PASSAGE »
As I study how organisations learn and make sense of their environment, it was pleasing to see the first article of its kind in The Bahá'í Studies Review. Social science disciplines have so far been rarely applied to the study of the Bahá'í community itself. Steiner's article is refreshing, because it presents a pragmatic approach, grounded in current managerial practice, towards improving the functioning of our community. The author refrains from theorising on a topic on which explicit Bahá'í references are limited. In response to the author's objective of stimulating a discussion on the topic, my intent here is to unpack some of the underlying assumptions presented in the article. To this end I raise more questions than I answer. This will, I hope, contribute to a more comprehensive approach towards developing information environments within the community.

This commentary starts with a discussion on the nature and purpose of social knowledge. Unlike Steiner, I believe that the development of a knowledge system is not foremost a technology or database problem. I propose that the learning within the Bahá'í community is a consultative process rather than the accumulation of past experiences. Such a process perspective, furthermore, enables the community to be proactive and adaptable to unanticipated events.

The concept of knowledge

By referring to the Bahá'í writings, the author emphasizes the importance of knowledge and expertise for the governance of states. But what is Steiner's concept of knowledge? He distinguishes between scholarly and experiential knowledge and focuses on the latter. The challenge of organisations, as argued by the proponents of knowledge management, is to accumulate experiential knowledge and to make it widely available through shared classification systems. By choosing the development of natural sciences as an example, knowledge is defined as an objective thing. This definition is problematic in social organisations which are constructed by self-reflective human beings. As Capra puts it, knowledge has its basis in ideas, not in information.(8) It can also be contrasted with the proposition by social anthropologist Clifford Geertz, "The shapes of knowledge are ineluctably local, indivisible from their instruments and their encasements."(9) This view defines knowledge as a relational system that gives meaning to experience. The sense-making process depends on prior knowledge. It is influenced by judgements based on the value system of the culture from which it emerges. Individuals, moreover, hold tacit knowledge(10) which they may not easily express, nor categorise.

ENTRIES SHOWN »
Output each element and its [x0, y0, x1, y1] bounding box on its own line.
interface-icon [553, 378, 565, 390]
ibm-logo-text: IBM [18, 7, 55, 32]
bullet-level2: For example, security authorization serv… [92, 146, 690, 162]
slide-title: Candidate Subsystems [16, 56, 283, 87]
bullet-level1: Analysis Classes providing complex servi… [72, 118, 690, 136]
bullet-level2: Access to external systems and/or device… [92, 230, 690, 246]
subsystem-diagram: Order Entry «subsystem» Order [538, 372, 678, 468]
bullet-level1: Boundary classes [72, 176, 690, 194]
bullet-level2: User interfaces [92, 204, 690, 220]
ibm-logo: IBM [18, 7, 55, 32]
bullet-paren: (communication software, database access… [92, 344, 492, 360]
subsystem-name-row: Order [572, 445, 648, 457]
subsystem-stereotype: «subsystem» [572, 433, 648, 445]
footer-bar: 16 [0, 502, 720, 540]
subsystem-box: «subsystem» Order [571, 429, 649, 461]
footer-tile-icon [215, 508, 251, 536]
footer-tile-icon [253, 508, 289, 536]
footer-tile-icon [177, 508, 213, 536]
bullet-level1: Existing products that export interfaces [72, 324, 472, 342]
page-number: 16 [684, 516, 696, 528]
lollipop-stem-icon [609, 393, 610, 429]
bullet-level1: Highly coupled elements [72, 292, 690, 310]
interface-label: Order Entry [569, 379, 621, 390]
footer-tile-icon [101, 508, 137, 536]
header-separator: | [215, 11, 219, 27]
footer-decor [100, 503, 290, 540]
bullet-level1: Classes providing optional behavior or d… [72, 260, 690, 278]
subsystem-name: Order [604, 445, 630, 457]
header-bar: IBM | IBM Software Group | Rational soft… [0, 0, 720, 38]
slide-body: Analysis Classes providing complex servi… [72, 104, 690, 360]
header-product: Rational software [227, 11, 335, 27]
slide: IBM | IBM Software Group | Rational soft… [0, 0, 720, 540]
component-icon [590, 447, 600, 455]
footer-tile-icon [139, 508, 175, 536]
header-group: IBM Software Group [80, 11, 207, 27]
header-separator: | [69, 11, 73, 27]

INSTRUCTIONS »
**1)** From the commentary, output the passage starting with "As I study how" and going on through "within the community.".
**2)** In the commentary, which two kinds of knowledge does Steiner distinguish between, and which one does he focus on?

ANSWERS BY TASK »
**1)**
As I study how organisations learn and make sense of their environment, it was pleasing to see the first article of its kind in The Bahá'í Studies Review. Social science disciplines have so far been rarely applied to the study of the Bahá'í community itself. Steiner's article is refreshing, because it presents a pragmatic approach, grounded in current managerial practice, towards improving the functioning of our community. The author refrains from theorising on a topic on which explicit Bahá'í references are limited. In response to the author's objective of stimulating a discussion on the topic, my intent here is to unpack some of the underlying assumptions presented in the article. To this end I raise more questions than I answer. This will, I hope, contribute to a more comprehensive approach towards developing information environments within the community.

**2)** Steiner distinguishes between scholarly and experiential knowledge and focuses on experiential knowledge.